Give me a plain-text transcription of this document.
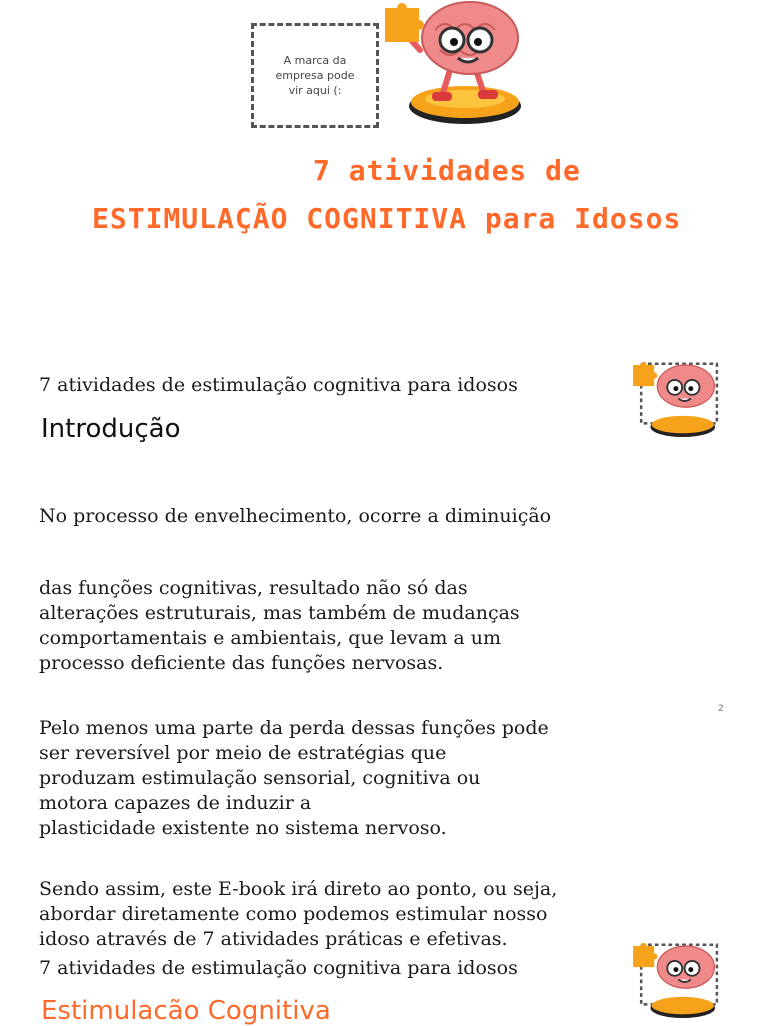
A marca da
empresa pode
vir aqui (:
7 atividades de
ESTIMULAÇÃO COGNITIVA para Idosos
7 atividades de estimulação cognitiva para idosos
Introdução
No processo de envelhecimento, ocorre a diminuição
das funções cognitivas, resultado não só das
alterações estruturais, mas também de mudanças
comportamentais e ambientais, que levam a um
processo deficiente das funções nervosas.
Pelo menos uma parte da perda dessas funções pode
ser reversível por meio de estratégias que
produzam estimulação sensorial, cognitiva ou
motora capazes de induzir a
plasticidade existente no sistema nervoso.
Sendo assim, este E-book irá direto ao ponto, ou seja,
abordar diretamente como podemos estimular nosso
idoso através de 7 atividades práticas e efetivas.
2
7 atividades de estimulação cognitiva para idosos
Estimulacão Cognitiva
#####
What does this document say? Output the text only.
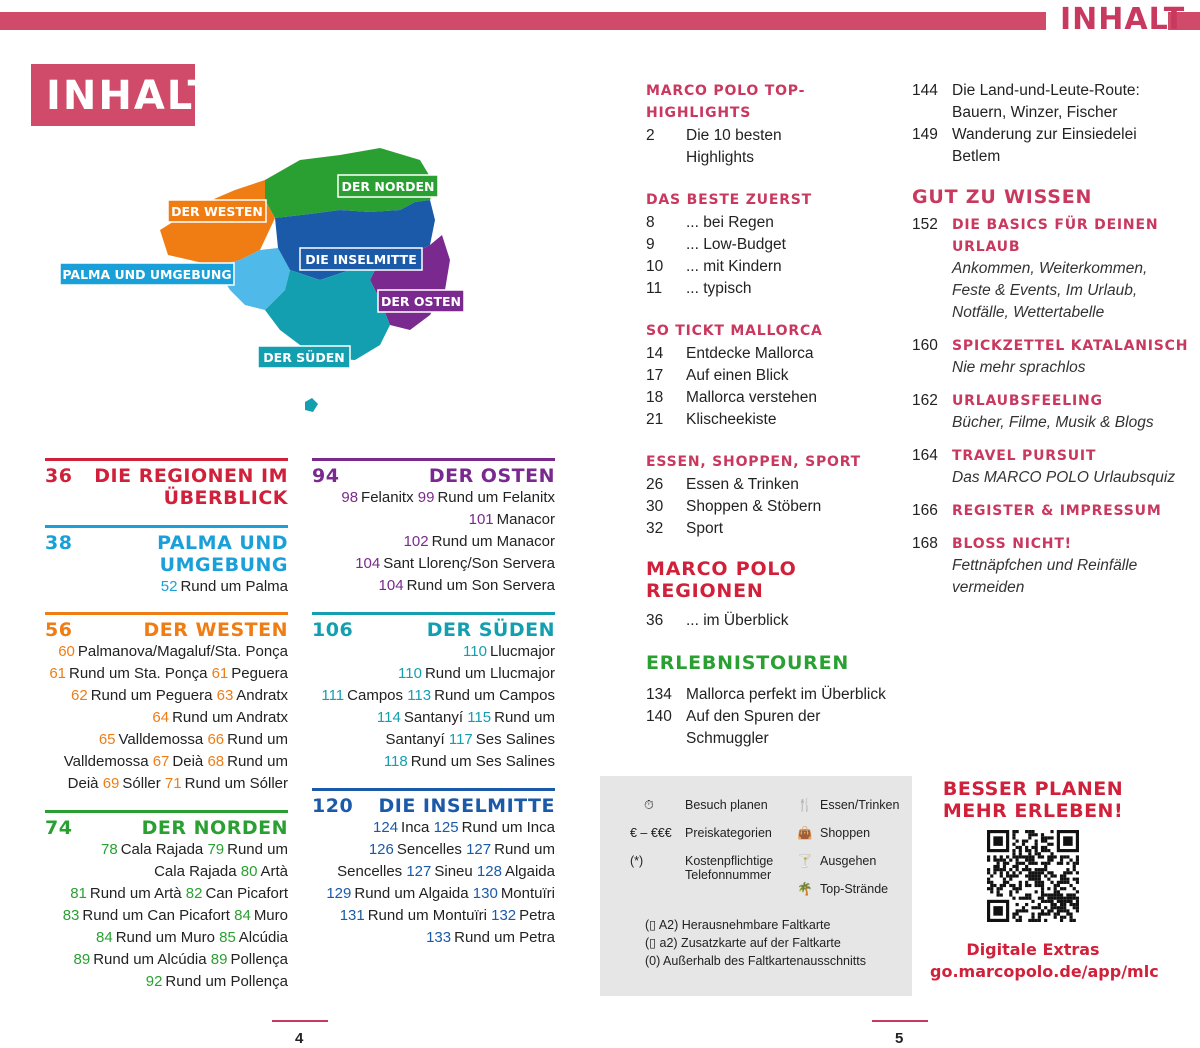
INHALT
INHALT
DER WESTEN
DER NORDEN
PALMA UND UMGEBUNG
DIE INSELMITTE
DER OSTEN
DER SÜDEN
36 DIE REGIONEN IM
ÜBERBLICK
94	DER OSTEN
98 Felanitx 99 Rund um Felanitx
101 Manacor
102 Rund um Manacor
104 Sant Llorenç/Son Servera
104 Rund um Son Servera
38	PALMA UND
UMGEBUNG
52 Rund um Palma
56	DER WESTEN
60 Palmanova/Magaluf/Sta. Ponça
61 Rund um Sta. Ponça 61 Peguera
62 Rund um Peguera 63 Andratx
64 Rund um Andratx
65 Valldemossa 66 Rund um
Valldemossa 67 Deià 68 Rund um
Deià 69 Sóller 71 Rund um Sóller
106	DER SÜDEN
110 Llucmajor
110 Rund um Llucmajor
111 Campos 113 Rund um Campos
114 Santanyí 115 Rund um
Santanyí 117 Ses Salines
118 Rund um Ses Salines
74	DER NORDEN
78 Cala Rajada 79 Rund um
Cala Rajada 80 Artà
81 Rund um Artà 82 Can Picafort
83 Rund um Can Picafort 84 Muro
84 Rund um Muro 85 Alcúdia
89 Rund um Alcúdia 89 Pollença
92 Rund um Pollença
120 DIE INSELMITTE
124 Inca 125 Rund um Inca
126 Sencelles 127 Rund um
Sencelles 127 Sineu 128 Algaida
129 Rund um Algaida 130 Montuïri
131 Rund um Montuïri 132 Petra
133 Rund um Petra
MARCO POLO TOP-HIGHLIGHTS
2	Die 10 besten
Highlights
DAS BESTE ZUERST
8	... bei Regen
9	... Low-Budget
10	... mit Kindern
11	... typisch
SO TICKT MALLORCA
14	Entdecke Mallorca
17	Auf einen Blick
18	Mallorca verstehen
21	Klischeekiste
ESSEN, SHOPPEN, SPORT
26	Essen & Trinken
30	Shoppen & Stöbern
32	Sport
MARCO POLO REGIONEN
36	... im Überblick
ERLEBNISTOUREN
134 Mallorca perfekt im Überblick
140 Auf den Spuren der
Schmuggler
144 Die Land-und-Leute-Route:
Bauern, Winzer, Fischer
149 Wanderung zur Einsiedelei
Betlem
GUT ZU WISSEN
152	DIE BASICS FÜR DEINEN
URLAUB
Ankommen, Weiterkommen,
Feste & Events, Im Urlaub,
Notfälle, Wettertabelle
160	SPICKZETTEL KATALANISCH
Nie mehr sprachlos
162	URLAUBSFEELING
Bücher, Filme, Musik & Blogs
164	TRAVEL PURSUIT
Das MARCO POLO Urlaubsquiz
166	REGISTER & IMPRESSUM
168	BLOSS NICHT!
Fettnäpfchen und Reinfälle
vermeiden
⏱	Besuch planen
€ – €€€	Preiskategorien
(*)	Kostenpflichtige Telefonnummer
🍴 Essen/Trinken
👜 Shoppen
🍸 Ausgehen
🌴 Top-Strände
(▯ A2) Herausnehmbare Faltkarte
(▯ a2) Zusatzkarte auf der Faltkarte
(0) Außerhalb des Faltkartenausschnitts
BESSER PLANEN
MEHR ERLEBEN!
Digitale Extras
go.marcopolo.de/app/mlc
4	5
#####
● The task: Find the string "Montuïri" in the listing and return every line that holds it.

● The reply:
129 Rund um Algaida 130 Montuïri
131 Rund um Montuïri 132 Petra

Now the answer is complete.